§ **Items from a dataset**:
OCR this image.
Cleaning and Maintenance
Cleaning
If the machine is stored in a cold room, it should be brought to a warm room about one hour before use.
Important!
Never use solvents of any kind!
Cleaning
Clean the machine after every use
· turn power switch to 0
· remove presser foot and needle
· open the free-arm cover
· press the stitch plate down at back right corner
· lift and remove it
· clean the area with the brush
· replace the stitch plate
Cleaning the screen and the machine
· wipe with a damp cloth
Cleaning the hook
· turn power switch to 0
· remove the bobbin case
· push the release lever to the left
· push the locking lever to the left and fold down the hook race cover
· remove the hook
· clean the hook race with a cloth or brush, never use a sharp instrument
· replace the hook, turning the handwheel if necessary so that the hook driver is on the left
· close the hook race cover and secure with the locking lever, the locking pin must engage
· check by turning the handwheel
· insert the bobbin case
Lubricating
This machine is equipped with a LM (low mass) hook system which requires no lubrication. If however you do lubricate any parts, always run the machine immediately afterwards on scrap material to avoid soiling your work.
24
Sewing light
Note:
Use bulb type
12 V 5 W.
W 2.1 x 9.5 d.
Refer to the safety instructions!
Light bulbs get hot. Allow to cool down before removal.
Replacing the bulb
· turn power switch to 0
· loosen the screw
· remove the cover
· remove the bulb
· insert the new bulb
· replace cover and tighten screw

§ **EXERCISE INSTRUCTIONS**: Report how many lines of the records above contain the word "brush", and give only that number.

§ **FULL RESPONSE**: 2